Start Records for the task
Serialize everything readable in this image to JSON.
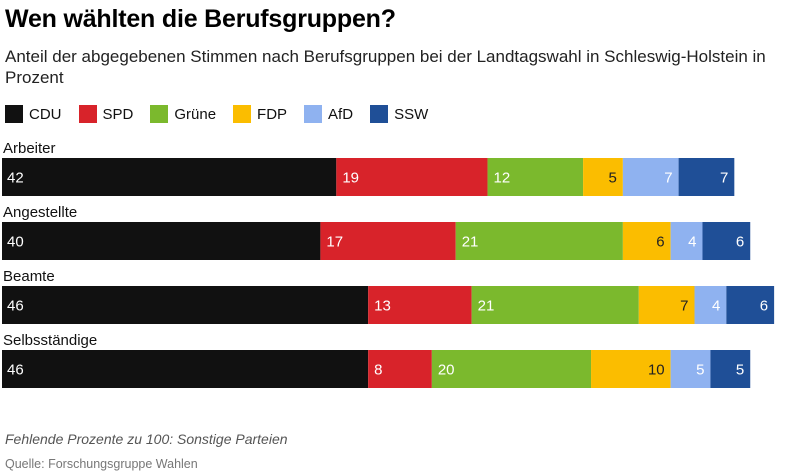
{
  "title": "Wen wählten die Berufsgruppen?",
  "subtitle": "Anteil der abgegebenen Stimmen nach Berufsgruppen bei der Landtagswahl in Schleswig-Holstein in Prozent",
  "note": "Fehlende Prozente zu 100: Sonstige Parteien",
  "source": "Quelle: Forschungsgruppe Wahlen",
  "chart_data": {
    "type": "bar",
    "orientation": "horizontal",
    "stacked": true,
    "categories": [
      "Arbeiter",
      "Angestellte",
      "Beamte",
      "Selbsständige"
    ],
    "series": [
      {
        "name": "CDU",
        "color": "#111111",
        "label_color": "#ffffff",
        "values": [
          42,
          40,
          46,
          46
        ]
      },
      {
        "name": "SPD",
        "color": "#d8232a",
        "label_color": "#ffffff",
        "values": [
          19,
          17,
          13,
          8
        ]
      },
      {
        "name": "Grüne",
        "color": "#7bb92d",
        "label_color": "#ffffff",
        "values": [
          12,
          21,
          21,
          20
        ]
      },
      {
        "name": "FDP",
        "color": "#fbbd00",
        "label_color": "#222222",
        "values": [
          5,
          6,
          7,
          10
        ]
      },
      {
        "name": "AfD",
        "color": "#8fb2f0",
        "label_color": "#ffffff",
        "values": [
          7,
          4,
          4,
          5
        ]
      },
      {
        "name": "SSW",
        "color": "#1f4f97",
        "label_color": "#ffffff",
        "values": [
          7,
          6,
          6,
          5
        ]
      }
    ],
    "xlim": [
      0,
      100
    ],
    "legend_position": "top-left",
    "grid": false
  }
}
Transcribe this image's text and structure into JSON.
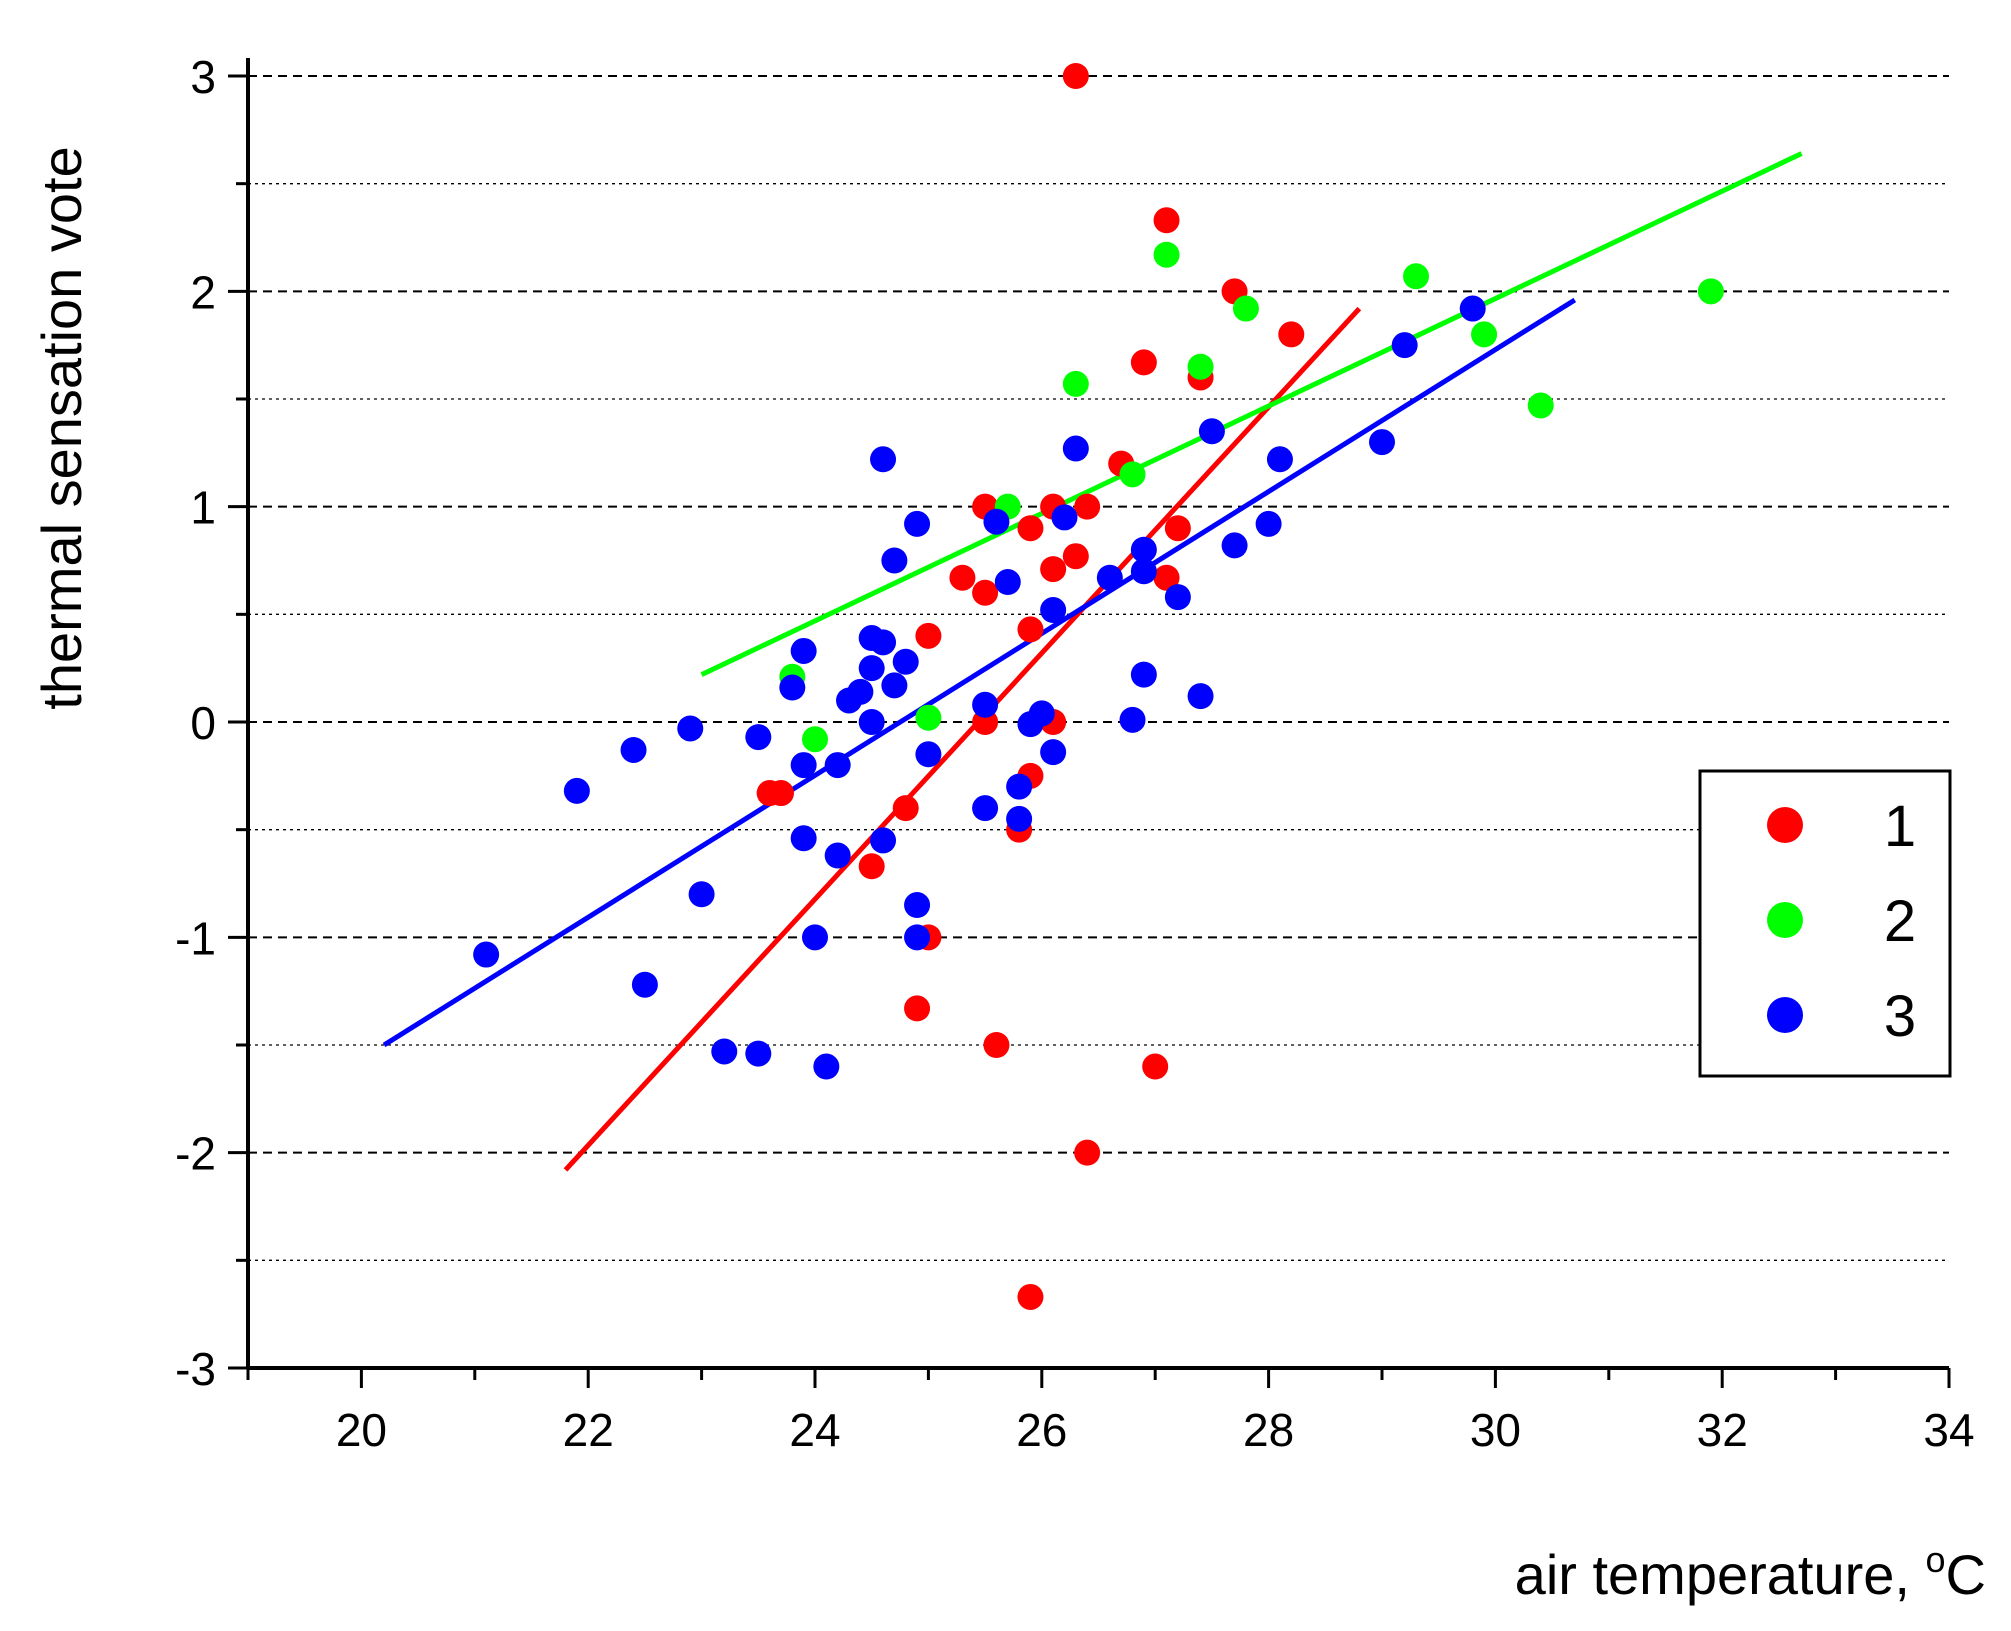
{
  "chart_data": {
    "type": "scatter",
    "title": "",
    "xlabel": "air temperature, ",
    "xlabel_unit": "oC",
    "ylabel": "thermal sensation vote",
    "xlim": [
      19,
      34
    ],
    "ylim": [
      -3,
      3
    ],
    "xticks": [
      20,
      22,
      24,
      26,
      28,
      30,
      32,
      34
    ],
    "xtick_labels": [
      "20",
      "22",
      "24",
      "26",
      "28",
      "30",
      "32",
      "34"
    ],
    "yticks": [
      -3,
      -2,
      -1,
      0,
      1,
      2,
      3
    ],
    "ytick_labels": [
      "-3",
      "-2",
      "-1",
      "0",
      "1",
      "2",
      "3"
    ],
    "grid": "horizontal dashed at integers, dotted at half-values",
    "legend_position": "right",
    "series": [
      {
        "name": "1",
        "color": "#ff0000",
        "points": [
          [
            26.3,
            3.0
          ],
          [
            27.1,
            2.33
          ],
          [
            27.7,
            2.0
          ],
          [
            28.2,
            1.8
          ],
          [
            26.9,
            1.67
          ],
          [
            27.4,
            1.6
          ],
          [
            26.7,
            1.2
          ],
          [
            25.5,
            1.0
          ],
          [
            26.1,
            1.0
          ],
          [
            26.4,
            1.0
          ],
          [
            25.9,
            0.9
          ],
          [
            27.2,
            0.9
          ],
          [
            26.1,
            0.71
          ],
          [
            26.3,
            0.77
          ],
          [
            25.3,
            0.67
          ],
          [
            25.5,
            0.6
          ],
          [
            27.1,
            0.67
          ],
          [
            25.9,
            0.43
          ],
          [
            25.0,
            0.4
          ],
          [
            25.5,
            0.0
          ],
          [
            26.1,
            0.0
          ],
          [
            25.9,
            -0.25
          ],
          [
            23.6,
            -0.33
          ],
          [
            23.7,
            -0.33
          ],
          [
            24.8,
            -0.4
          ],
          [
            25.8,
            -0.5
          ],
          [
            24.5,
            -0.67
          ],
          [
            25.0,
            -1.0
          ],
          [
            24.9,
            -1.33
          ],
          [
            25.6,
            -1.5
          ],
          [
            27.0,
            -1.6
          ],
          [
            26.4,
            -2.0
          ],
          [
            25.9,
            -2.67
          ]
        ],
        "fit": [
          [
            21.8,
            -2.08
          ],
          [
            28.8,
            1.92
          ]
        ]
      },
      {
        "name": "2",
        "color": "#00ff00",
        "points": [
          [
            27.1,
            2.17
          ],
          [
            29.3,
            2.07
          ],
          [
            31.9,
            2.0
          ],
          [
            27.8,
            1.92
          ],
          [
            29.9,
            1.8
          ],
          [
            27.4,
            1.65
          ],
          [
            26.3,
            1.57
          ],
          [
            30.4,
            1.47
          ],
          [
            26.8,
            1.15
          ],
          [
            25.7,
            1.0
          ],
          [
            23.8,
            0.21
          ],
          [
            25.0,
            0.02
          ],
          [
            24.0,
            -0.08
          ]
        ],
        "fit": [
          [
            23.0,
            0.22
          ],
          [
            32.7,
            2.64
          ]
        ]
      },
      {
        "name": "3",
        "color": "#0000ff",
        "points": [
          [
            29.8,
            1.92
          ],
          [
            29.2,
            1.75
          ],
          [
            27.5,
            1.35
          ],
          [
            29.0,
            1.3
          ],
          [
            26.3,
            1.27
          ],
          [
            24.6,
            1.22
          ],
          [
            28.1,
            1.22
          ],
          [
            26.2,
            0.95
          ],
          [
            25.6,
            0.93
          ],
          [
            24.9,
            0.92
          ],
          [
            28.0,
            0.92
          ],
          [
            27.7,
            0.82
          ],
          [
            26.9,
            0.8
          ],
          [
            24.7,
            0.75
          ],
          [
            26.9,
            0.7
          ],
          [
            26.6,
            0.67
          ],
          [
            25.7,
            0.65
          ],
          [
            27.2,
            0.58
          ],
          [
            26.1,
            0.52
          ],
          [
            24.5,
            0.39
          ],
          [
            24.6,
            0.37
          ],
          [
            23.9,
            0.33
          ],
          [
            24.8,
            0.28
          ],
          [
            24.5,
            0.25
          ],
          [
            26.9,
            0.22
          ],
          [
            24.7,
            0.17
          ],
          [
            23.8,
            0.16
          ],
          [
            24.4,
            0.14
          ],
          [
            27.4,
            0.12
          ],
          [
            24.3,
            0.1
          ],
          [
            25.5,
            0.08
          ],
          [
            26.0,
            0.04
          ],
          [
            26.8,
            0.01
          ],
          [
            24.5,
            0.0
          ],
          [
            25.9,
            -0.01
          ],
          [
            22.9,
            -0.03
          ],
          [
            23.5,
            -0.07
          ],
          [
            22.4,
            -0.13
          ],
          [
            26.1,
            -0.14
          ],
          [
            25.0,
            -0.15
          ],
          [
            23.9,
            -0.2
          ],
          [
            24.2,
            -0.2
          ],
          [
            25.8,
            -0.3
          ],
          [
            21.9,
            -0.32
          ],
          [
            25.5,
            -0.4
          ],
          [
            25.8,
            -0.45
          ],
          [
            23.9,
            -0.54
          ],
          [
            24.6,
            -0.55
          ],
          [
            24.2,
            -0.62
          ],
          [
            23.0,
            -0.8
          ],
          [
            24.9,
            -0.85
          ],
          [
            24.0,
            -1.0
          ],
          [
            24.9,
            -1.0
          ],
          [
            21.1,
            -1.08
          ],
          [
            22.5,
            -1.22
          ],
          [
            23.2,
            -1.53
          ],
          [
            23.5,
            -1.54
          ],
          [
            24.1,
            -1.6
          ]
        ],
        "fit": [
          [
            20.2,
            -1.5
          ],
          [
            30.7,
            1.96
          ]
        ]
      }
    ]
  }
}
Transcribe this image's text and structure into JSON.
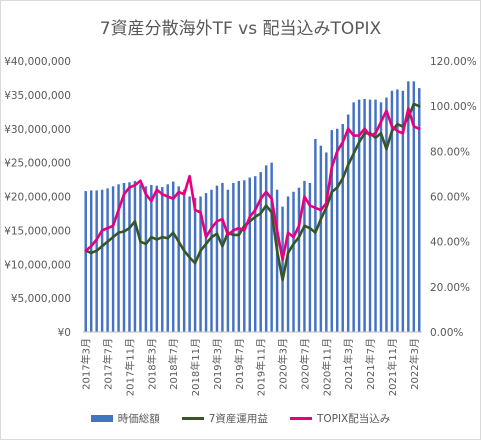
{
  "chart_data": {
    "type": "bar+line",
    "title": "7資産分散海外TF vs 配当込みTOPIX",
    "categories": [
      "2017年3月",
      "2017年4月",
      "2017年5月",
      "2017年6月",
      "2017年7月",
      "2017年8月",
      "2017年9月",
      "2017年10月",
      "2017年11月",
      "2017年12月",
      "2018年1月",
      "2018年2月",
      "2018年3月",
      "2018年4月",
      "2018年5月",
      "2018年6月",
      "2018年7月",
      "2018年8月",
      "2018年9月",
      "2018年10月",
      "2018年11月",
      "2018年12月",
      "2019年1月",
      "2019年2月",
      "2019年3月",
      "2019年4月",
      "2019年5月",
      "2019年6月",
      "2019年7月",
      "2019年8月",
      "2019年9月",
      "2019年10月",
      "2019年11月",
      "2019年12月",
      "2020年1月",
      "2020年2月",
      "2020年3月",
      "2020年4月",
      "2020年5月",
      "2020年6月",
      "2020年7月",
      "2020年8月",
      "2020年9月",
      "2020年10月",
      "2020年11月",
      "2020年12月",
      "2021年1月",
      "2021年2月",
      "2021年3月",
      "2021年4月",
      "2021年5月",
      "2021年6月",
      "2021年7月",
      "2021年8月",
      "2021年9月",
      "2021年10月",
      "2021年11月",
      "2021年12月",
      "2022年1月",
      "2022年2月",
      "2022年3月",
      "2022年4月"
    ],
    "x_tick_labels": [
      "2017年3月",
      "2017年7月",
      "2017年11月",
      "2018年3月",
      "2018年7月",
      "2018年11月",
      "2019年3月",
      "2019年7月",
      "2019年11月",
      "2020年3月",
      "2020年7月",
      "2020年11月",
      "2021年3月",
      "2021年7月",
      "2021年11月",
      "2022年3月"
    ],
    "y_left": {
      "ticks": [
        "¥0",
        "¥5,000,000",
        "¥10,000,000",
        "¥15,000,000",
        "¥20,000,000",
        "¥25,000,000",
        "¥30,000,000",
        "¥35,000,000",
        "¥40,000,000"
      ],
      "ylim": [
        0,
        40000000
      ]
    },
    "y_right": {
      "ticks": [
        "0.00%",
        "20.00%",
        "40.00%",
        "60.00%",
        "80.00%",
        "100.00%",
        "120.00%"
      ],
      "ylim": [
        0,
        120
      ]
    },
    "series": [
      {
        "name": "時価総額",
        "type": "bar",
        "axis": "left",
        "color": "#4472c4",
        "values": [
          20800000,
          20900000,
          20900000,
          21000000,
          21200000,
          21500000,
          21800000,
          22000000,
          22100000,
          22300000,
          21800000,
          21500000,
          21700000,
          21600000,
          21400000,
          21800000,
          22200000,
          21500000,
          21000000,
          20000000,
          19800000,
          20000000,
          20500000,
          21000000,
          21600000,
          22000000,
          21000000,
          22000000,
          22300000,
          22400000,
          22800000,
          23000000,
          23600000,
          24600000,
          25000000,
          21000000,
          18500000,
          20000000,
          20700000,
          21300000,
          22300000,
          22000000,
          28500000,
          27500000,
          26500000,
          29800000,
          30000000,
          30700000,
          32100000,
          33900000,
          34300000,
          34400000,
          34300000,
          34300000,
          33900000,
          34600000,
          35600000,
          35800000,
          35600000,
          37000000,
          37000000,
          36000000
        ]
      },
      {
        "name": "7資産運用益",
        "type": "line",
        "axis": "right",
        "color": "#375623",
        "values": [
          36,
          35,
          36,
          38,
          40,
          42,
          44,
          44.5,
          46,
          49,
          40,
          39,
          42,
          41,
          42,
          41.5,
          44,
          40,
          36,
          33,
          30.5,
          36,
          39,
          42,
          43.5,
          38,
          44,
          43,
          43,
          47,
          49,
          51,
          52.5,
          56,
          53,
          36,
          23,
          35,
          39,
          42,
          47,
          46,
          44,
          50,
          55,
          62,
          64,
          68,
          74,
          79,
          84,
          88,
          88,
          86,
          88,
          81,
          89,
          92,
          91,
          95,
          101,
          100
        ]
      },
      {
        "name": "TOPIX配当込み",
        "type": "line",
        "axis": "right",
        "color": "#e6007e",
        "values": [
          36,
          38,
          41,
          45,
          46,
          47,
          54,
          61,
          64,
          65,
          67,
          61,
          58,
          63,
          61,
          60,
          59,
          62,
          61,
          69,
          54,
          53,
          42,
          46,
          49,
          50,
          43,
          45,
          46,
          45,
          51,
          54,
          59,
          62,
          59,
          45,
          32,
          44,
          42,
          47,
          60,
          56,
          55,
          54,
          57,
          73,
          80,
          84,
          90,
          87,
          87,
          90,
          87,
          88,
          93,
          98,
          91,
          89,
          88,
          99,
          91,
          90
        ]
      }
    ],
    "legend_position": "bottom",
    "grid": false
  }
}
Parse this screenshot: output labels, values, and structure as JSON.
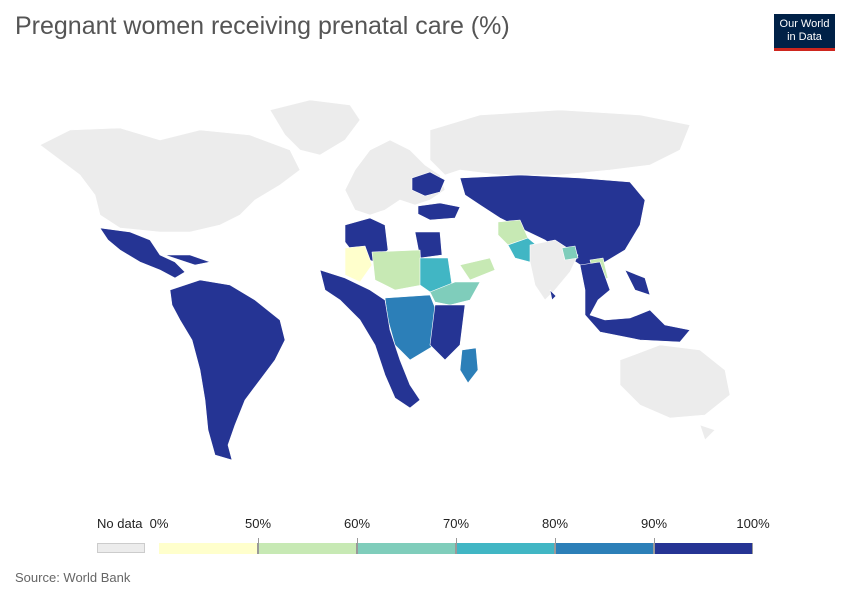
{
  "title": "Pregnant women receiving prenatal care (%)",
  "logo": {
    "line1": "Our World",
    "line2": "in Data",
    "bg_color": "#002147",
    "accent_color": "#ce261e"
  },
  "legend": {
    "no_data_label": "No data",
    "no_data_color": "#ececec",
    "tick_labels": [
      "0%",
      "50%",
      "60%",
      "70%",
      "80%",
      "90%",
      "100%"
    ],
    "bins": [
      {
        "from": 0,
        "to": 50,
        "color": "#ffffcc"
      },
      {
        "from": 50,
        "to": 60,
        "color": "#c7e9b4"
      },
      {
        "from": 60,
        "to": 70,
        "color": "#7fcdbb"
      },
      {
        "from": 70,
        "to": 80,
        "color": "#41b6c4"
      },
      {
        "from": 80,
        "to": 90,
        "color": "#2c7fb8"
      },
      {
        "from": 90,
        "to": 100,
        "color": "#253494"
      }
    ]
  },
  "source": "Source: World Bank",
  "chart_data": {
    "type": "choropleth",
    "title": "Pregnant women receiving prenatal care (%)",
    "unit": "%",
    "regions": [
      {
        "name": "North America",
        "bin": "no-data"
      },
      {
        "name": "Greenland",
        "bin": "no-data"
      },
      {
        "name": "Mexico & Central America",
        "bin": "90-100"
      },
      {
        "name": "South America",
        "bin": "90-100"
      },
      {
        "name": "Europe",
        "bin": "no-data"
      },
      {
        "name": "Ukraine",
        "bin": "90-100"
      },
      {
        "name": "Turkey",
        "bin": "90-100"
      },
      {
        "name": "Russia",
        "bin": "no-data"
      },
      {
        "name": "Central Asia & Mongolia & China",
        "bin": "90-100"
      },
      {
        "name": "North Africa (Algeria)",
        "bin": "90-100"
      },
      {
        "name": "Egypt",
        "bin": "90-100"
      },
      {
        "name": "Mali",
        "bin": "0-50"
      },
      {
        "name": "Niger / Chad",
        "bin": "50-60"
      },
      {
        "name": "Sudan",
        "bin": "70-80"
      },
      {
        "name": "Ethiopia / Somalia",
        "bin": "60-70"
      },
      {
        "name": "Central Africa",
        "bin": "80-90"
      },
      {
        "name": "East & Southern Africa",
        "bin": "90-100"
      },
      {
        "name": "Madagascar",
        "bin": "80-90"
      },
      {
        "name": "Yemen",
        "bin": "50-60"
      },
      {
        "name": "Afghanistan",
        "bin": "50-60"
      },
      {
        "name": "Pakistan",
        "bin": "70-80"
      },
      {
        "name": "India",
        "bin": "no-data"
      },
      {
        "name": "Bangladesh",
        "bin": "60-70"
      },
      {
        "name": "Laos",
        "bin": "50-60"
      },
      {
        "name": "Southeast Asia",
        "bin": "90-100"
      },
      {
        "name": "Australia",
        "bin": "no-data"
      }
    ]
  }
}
End Records for the task
What you have to do: Point out every line holding the string "JSON" and copy it.

The answer:
Serialize everything readable in this image to JSON.
Transcribe this image's text and structure into JSON.
Transcribe this image's text and structure into JSON.
Parse this screenshot: output labels, values, and structure as JSON.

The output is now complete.